- _SHORT EXERCISE_
Output the data word for word, dropping every image.

- _EXERCISE MATERIAL_
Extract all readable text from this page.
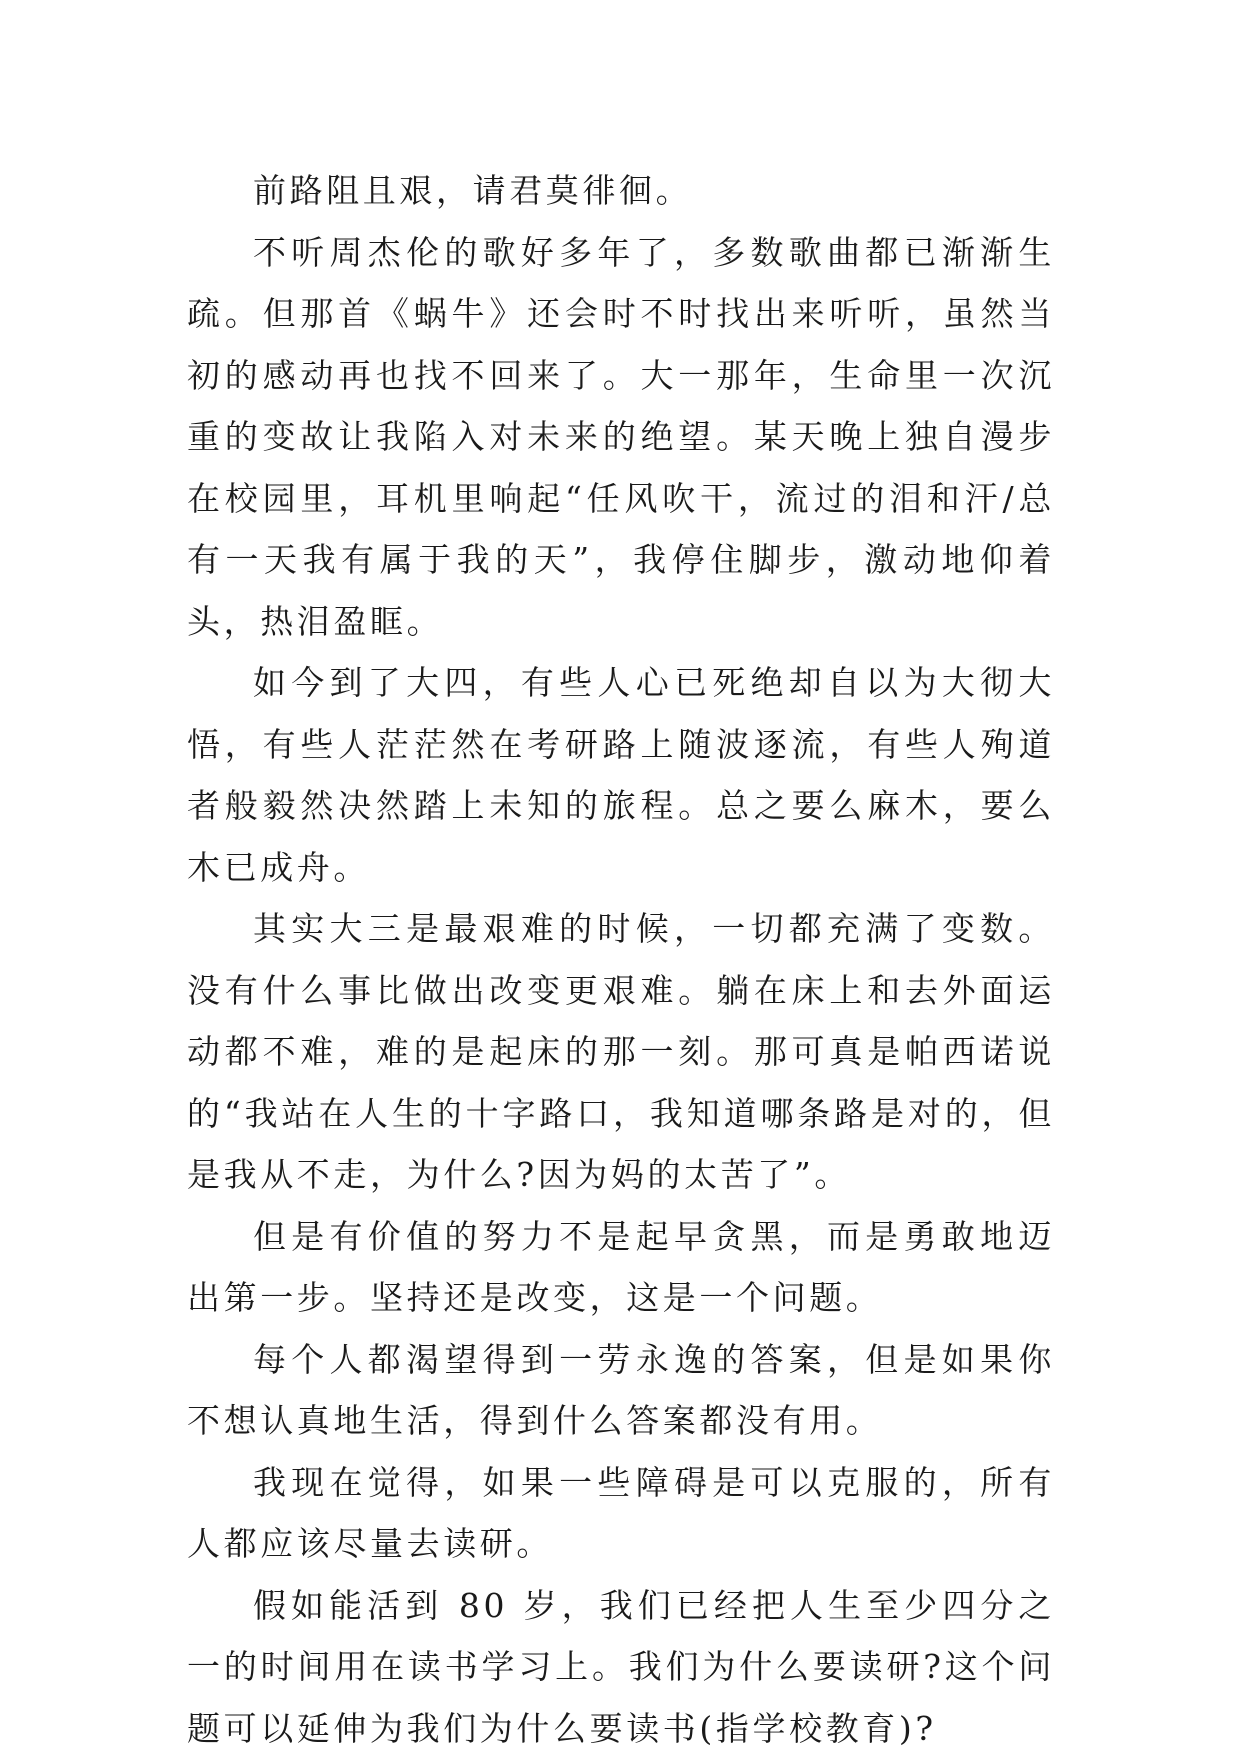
前路阻且艰，请君莫徘徊。

不听周杰伦的歌好多年了，多数歌曲都已渐渐生疏。但那首《蜗牛》还会时不时找出来听听，虽然当初的感动再也找不回来了。大一那年，生命里一次沉重的变故让我陷入对未来的绝望。某天晚上独自漫步在校园里，耳机里响起“任风吹干，流过的泪和汗/总有一天我有属于我的天”，我停住脚步，激动地仰着头，热泪盈眶。

如今到了大四，有些人心已死绝却自以为大彻大悟，有些人茫茫然在考研路上随波逐流，有些人殉道者般毅然决然踏上未知的旅程。总之要么麻木，要么木已成舟。

其实大三是最艰难的时候，一切都充满了变数。没有什么事比做出改变更艰难。躺在床上和去外面运动都不难，难的是起床的那一刻。那可真是帕西诺说的“我站在人生的十字路口，我知道哪条路是对的，但是我从不走，为什么?因为妈的太苦了”。

但是有价值的努力不是起早贪黑，而是勇敢地迈出第一步。坚持还是改变，这是一个问题。

每个人都渴望得到一劳永逸的答案，但是如果你不想认真地生活，得到什么答案都没有用。

我现在觉得，如果一些障碍是可以克服的，所有人都应该尽量去读研。

假如能活到 80 岁，我们已经把人生至少四分之一的时间用在读书学习上。我们为什么要读研?这个问题可以延伸为我们为什么要读书(指学校教育)?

- _COMPLETE RESPONSE_
Extract all readable text from this page.
前路阻且艰，请君莫徘徊。

不听周杰伦的歌好多年了，多数歌曲都已渐渐生疏。但那首《蜗牛》还会时不时找出来听听，虽然当初的感动再也找不回来了。大一那年，生命里一次沉重的变故让我陷入对未来的绝望。某天晚上独自漫步在校园里，耳机里响起“任风吹干，流过的泪和汗/总有一天我有属于我的天”，我停住脚步，激动地仰着头，热泪盈眶。

如今到了大四，有些人心已死绝却自以为大彻大悟，有些人茫茫然在考研路上随波逐流，有些人殉道者般毅然决然踏上未知的旅程。总之要么麻木，要么木已成舟。

其实大三是最艰难的时候，一切都充满了变数。没有什么事比做出改变更艰难。躺在床上和去外面运动都不难，难的是起床的那一刻。那可真是帕西诺说的“我站在人生的十字路口，我知道哪条路是对的，但是我从不走，为什么?因为妈的太苦了”。

但是有价值的努力不是起早贪黑，而是勇敢地迈出第一步。坚持还是改变，这是一个问题。

每个人都渴望得到一劳永逸的答案，但是如果你不想认真地生活，得到什么答案都没有用。

我现在觉得，如果一些障碍是可以克服的，所有人都应该尽量去读研。

假如能活到 80 岁，我们已经把人生至少四分之一的时间用在读书学习上。我们为什么要读研?这个问题可以延伸为我们为什么要读书(指学校教育)?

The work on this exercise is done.